# Work to complete:
Quote every line below exactly as it reads.
- - - -
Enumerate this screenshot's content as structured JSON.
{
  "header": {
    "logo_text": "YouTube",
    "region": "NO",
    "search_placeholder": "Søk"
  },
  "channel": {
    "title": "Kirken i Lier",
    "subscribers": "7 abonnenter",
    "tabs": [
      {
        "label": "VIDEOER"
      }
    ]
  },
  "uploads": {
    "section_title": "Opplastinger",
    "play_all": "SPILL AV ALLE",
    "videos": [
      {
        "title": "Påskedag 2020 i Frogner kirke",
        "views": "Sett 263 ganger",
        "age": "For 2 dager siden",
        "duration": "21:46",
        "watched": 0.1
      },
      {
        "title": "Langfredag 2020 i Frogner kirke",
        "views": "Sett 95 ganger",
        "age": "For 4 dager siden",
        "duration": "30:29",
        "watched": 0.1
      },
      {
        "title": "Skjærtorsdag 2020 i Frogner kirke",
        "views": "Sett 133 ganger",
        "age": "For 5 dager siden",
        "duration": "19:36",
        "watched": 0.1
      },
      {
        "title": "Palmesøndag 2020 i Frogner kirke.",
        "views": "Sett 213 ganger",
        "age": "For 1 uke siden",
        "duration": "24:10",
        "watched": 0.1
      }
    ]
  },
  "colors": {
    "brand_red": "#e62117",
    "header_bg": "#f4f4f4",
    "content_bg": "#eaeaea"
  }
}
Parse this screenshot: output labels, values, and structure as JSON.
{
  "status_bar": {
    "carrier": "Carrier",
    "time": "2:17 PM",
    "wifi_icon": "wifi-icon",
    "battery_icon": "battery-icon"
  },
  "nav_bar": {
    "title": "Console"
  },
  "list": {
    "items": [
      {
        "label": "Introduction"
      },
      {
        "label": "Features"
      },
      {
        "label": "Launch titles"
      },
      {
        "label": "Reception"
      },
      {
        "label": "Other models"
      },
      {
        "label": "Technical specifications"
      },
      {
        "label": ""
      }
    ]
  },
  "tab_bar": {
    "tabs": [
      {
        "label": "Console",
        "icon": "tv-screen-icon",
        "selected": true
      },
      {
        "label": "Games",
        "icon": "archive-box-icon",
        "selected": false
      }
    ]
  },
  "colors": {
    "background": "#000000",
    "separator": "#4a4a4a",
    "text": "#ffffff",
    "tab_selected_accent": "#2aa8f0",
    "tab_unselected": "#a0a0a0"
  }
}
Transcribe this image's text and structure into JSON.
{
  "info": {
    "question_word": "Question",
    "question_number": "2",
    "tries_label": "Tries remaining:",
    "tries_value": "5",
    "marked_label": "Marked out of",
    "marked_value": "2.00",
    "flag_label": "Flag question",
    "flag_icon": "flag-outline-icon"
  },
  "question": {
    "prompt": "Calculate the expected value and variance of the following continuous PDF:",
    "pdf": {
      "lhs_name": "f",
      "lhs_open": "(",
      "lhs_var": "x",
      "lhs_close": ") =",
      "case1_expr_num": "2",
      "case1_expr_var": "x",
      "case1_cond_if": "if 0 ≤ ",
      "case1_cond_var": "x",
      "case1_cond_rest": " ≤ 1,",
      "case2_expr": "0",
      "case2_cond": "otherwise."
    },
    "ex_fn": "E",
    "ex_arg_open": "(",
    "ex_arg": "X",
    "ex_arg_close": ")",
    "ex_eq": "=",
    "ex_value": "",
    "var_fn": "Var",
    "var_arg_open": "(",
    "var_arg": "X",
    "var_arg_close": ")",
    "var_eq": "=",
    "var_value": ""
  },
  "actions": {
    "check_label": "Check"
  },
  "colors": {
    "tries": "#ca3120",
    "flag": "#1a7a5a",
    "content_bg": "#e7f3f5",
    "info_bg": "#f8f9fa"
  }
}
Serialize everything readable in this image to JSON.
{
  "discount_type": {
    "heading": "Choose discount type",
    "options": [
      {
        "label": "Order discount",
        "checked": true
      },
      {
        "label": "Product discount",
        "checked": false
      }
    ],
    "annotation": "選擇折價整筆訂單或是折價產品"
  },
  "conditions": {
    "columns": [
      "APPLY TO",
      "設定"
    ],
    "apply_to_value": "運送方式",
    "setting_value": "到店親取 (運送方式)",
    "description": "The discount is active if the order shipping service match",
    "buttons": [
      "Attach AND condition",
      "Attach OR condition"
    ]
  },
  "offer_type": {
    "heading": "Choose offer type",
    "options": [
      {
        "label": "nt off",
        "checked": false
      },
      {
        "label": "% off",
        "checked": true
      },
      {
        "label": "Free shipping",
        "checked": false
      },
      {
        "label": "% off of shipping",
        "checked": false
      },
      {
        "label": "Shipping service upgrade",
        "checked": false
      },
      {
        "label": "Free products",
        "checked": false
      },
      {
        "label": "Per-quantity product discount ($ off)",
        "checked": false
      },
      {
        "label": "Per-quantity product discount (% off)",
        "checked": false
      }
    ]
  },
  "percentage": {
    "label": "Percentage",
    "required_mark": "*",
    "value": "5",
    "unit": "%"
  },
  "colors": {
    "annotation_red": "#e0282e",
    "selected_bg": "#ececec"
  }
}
- - - -
# Task answer:
Enumerate this screenshot's content as structured JSON.
{
  "header": {
    "logo_text": "YouTube",
    "region": "NO",
    "search_placeholder": "Søk"
  },
  "channel": {
    "title": "Kirken i Lier",
    "subscribers": "7 abonnenter",
    "tabs": [
      {
        "label": "VIDEOER"
      }
    ]
  },
  "uploads": {
    "section_title": "Opplastinger",
    "play_all": "SPILL AV ALLE",
    "videos": [
      {
        "title": "Påskedag 2020 i Frogner kirke",
        "views": "Sett 263 ganger",
        "age": "For 2 dager siden",
        "duration": "21:46",
        "watched": 0.1
      },
      {
        "title": "Langfredag 2020 i Frogner kirke",
        "views": "Sett 95 ganger",
        "age": "For 4 dager siden",
        "duration": "30:29",
        "watched": 0.1
      },
      {
        "title": "Skjærtorsdag 2020 i Frogner kirke",
        "views": "Sett 133 ganger",
        "age": "For 5 dager siden",
        "duration": "19:36",
        "watched": 0.1
      },
      {
        "title": "Palmesøndag 2020 i Frogner kirke.",
        "views": "Sett 213 ganger",
        "age": "For 1 uke siden",
        "duration": "24:10",
        "watched": 0.1
      }
    ]
  },
  "colors": {
    "brand_red": "#e62117",
    "header_bg": "#f4f4f4",
    "content_bg": "#eaeaea"
  }
}
Parse this screenshot: output labels, values, and structure as JSON.
{
  "status_bar": {
    "carrier": "Carrier",
    "time": "2:17 PM",
    "wifi_icon": "wifi-icon",
    "battery_icon": "battery-icon"
  },
  "nav_bar": {
    "title": "Console"
  },
  "list": {
    "items": [
      {
        "label": "Introduction"
      },
      {
        "label": "Features"
      },
      {
        "label": "Launch titles"
      },
      {
        "label": "Reception"
      },
      {
        "label": "Other models"
      },
      {
        "label": "Technical specifications"
      },
      {
        "label": ""
      }
    ]
  },
  "tab_bar": {
    "tabs": [
      {
        "label": "Console",
        "icon": "tv-screen-icon",
        "selected": true
      },
      {
        "label": "Games",
        "icon": "archive-box-icon",
        "selected": false
      }
    ]
  },
  "colors": {
    "background": "#000000",
    "separator": "#4a4a4a",
    "text": "#ffffff",
    "tab_selected_accent": "#2aa8f0",
    "tab_unselected": "#a0a0a0"
  }
}
Transcribe this image's text and structure into JSON.
{
  "info": {
    "question_word": "Question",
    "question_number": "2",
    "tries_label": "Tries remaining:",
    "tries_value": "5",
    "marked_label": "Marked out of",
    "marked_value": "2.00",
    "flag_label": "Flag question",
    "flag_icon": "flag-outline-icon"
  },
  "question": {
    "prompt": "Calculate the expected value and variance of the following continuous PDF:",
    "pdf": {
      "lhs_name": "f",
      "lhs_open": "(",
      "lhs_var": "x",
      "lhs_close": ") =",
      "case1_expr_num": "2",
      "case1_expr_var": "x",
      "case1_cond_if": "if 0 ≤ ",
      "case1_cond_var": "x",
      "case1_cond_rest": " ≤ 1,",
      "case2_expr": "0",
      "case2_cond": "otherwise."
    },
    "ex_fn": "E",
    "ex_arg_open": "(",
    "ex_arg": "X",
    "ex_arg_close": ")",
    "ex_eq": "=",
    "ex_value": "",
    "var_fn": "Var",
    "var_arg_open": "(",
    "var_arg": "X",
    "var_arg_close": ")",
    "var_eq": "=",
    "var_value": ""
  },
  "actions": {
    "check_label": "Check"
  },
  "colors": {
    "tries": "#ca3120",
    "flag": "#1a7a5a",
    "content_bg": "#e7f3f5",
    "info_bg": "#f8f9fa"
  }
}
Serialize everything readable in this image to JSON.
{
  "discount_type": {
    "heading": "Choose discount type",
    "options": [
      {
        "label": "Order discount",
        "checked": true
      },
      {
        "label": "Product discount",
        "checked": false
      }
    ],
    "annotation": "選擇折價整筆訂單或是折價產品"
  },
  "conditions": {
    "columns": [
      "APPLY TO",
      "設定"
    ],
    "apply_to_value": "運送方式",
    "setting_value": "到店親取 (運送方式)",
    "description": "The discount is active if the order shipping service match",
    "buttons": [
      "Attach AND condition",
      "Attach OR condition"
    ]
  },
  "offer_type": {
    "heading": "Choose offer type",
    "options": [
      {
        "label": "nt off",
        "checked": false
      },
      {
        "label": "% off",
        "checked": true
      },
      {
        "label": "Free shipping",
        "checked": false
      },
      {
        "label": "% off of shipping",
        "checked": false
      },
      {
        "label": "Shipping service upgrade",
        "checked": false
      },
      {
        "label": "Free products",
        "checked": false
      },
      {
        "label": "Per-quantity product discount ($ off)",
        "checked": false
      },
      {
        "label": "Per-quantity product discount (% off)",
        "checked": false
      }
    ]
  },
  "percentage": {
    "label": "Percentage",
    "required_mark": "*",
    "value": "5",
    "unit": "%"
  },
  "colors": {
    "annotation_red": "#e0282e",
    "selected_bg": "#ececec"
  }
}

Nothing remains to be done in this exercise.